■ **SHORT TASK**:
Take every line where the string "this" appears and copy it.

■ **RECORDS TO USE**:
● ● ● ● ● ● ●

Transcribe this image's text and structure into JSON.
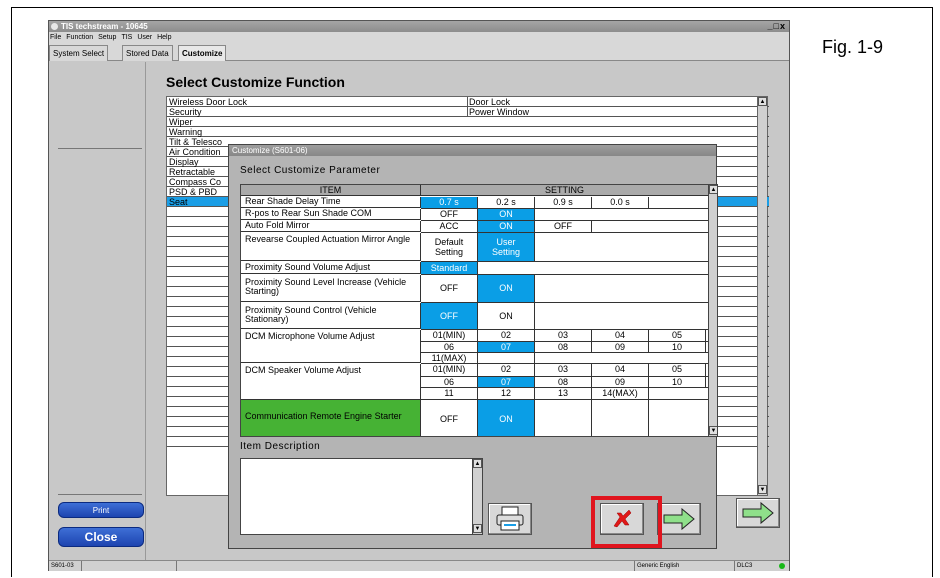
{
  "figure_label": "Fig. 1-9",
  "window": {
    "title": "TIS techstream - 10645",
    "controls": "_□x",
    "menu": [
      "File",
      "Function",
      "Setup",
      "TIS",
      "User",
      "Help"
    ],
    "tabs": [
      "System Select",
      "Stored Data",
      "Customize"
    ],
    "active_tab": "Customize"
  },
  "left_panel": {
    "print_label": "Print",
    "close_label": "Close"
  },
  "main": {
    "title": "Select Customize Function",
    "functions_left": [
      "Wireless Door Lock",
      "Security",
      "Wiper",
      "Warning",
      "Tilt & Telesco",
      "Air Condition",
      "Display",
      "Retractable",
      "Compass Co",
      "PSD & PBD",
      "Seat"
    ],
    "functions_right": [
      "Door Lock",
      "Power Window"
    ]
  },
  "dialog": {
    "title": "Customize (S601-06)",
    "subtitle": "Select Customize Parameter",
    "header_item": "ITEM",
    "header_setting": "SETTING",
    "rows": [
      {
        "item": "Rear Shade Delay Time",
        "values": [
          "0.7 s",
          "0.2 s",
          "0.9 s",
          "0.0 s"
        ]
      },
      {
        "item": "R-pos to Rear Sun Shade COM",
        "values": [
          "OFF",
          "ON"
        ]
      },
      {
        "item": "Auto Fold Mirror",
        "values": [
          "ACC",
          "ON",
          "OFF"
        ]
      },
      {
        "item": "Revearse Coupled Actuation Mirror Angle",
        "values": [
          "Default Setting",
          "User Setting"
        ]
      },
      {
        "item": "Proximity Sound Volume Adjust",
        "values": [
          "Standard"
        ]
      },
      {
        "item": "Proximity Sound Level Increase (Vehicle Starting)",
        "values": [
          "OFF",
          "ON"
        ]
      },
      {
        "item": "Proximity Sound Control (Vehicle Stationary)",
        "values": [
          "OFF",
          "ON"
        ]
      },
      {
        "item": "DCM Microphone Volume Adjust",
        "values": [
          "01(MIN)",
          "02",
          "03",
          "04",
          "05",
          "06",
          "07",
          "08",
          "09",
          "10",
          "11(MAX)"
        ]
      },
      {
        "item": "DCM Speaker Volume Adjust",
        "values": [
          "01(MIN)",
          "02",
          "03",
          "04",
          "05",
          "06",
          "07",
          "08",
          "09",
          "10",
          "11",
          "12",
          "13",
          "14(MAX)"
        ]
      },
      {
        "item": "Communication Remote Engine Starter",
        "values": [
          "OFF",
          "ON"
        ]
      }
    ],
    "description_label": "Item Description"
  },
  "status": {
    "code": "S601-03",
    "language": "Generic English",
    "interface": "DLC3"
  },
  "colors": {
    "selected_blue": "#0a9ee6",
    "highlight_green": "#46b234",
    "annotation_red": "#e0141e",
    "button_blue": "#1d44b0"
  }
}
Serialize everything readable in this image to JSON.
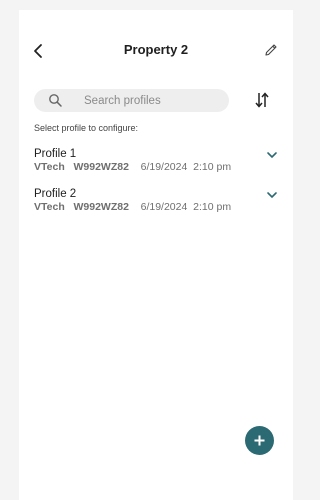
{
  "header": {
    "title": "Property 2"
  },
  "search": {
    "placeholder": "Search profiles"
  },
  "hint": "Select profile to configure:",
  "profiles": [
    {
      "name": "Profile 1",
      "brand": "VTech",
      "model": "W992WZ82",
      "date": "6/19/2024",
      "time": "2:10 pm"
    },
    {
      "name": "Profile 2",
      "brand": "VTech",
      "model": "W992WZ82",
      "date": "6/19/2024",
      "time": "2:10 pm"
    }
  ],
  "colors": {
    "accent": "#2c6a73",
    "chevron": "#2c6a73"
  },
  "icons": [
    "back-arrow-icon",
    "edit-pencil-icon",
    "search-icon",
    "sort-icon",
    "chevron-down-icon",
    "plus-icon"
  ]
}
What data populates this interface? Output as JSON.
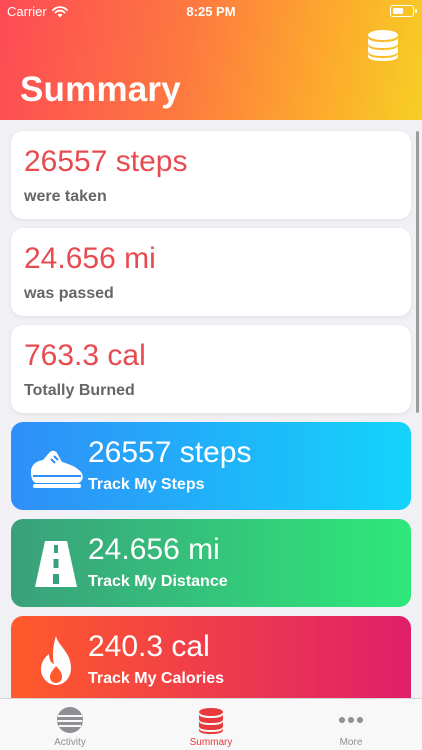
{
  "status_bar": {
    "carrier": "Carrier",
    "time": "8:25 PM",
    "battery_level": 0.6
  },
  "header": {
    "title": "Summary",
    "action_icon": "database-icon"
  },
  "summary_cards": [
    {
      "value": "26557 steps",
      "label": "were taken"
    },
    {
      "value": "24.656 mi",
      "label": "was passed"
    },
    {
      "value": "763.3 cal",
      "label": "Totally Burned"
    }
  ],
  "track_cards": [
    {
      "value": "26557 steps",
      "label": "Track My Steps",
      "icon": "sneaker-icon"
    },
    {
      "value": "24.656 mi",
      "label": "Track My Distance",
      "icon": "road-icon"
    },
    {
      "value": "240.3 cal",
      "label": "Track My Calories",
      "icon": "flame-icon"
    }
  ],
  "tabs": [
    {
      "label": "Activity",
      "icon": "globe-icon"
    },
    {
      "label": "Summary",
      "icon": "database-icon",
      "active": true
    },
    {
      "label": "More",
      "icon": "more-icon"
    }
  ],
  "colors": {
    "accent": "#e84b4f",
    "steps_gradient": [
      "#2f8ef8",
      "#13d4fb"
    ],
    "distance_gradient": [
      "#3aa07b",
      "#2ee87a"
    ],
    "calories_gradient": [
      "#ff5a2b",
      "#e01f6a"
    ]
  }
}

● ● ● ● ● ● ●

■ **RESPONSE**:
Transcribe this image's text and structure into JSON.
Serialize everything readable in this image to JSON.
What data populates this interface? Output as JSON.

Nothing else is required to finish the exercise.